§ **TEXT BLOCK**:
*** Block opens ***

MTBF and Everyday Value

By Dr. Guy Bunker @guybunker

Cyber-attack can happen any day

I used to work for a storage company it was many years ago, when to get a TB of disk space, you needed a bank of hard drives and some smart software to keep it together. The problem was that the disks would fail.

As an individual with a laptop (or a desktop at home) disk failure is somewhat of a legend, a friend of a friend has had it happen, but you didn’t. Within the enterprise, disk failure would happen all the time... and if you look at storage cloud service providers, then it isn’t unusual for a pallet of replacement disks to arrive every Monday to keep the system up and running – the mean time between failure (MTBF) of disks meaning that for the bigger disk farms they can be replacing one an hour!

Of course, when there is a disk failure, you need to keep the data safe – the cheapest way (and what you should do at home) is to have a backup. For the enterprise, and in today’s 24x7 economy, this isn’t the greatest option – so the solutions that manage the disks started to do other functionality, such as RAID; mirroring, striping, error correction and all sorts of combinations. As time went by, and disks got bigger, it was the other functionality which became as important, or more important than the original. Spanning multiple disks is not so much of a problem when the disks are 1+TB each! The software evolved.

*** Block closes ***

§ **DATASET CONTENT**:
*** Block opens ***

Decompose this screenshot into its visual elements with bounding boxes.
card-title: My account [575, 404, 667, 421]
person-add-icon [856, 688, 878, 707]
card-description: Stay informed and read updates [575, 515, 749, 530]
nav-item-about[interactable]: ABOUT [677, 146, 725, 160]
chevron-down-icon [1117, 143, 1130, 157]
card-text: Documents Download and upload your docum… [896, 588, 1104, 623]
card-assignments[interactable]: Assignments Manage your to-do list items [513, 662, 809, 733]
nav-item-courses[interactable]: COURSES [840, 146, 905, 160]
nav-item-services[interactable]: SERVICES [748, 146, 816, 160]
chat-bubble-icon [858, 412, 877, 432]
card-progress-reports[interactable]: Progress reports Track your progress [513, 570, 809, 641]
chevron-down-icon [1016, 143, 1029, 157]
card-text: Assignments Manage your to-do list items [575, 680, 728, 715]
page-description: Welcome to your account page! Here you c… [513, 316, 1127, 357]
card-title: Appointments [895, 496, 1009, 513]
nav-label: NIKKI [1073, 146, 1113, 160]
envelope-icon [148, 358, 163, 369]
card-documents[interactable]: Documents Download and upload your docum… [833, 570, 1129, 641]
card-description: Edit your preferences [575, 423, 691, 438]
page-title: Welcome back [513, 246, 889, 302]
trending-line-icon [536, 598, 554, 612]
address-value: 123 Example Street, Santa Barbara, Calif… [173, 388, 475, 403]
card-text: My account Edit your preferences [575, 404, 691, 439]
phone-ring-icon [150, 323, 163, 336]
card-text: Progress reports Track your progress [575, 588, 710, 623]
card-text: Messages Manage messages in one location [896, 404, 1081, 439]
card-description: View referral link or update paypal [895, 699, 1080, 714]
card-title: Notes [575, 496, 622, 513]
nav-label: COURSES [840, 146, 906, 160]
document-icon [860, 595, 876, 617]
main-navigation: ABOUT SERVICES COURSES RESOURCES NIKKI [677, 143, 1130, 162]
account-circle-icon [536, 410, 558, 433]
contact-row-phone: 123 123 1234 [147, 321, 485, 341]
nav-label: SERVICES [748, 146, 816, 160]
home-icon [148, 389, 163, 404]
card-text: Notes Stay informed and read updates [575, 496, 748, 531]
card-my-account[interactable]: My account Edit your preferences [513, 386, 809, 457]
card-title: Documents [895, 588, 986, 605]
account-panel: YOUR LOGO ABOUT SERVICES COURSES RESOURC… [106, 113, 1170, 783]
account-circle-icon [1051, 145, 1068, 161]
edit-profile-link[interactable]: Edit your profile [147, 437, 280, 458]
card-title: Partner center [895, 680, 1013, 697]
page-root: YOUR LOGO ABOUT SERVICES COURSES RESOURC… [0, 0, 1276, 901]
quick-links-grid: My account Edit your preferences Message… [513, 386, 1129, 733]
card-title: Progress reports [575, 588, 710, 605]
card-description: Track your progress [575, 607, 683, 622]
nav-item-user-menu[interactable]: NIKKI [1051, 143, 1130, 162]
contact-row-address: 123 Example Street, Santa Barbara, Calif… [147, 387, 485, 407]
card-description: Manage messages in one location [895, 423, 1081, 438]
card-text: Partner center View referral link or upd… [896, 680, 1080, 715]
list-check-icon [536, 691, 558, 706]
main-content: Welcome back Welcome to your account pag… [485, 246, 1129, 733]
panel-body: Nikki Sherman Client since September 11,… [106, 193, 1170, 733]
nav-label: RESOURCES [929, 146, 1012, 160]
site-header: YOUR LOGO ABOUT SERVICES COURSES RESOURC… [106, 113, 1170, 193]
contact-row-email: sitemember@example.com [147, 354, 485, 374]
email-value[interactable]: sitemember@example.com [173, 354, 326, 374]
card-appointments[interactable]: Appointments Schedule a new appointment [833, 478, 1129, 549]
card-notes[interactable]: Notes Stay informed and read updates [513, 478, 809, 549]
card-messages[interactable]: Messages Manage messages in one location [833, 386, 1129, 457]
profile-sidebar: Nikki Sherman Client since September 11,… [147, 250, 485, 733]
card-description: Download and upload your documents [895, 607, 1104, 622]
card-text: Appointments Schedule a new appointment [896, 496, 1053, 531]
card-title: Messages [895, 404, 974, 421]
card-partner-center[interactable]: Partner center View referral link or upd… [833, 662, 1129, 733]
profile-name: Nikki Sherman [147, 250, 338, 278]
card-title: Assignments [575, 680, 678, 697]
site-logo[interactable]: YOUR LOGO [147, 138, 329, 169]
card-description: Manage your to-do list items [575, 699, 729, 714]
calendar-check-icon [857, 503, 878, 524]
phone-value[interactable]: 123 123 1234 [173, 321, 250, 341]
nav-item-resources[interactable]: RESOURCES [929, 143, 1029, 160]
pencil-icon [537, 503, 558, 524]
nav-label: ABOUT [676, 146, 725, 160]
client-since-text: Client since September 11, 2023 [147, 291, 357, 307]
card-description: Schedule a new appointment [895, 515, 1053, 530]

*** Block closes ***

§ **EXERCISE SET**:
1. Reproduce a passage from the MTBF article word for word, beginning at the words "MTBF and Everyday" and stopping after the words "one an hour!".
2. Write the next part of the MTBF article, picking up right after its last sentence.

§ **ANSWER SET**:
1.
MTBF and Everyday Value

By Dr. Guy Bunker @guybunker

Cyber-attack can happen any day

I used to work for a storage company it was many years ago, when to get a TB of disk space, you needed a bank of hard drives and some smart software to keep it together. The problem was that the disks would fail.

As an individual with a laptop (or a desktop at home) disk failure is somewhat of a legend, a friend of a friend has had it happen, but you didn’t. Within the enterprise, disk failure would happen all the time... and if you look at storage cloud service providers, then it isn’t unusual for a pallet of replacement disks to arrive every Monday to keep the system up and running – the mean time between failure (MTBF) of disks meaning that for the bigger disk farms they can be replacing one an hour!

2.
Security software is the same. It needs to evolve. All too often it is seen as insurance – protection against possible hackers, against probable viruses, against ... and indeed this is still the case. Cyber-attacks are growing, in both frequency and complexity, but there are also the inadvertent security risks – from the people inside. Forwarding the spreadsheet to ‘the wrong Dave’, copying a report onto a USB stick and forgetting it is there, losing the laptop and so on. In fact the majority of breaches come from inside the organization (“The Enemy Within”) and the majority of those are inadvertent. So this is where security solutions need to provide ‘everyday value’ – protection against the inadvertent, which happens every day, rather than just against the malicious which may never (hopefully) happen.

For security policies and solutions, the incident rate (or MTBF if you like) for inadvertent events can be 70 times greater than for malicious events. As with the disk drives, security departments can be dealing with multiple inadvertent events every hour. So, the solution that’s implemented needs to deal with the everyday events – as well as the more serious ones which provided the original purchasing impetus.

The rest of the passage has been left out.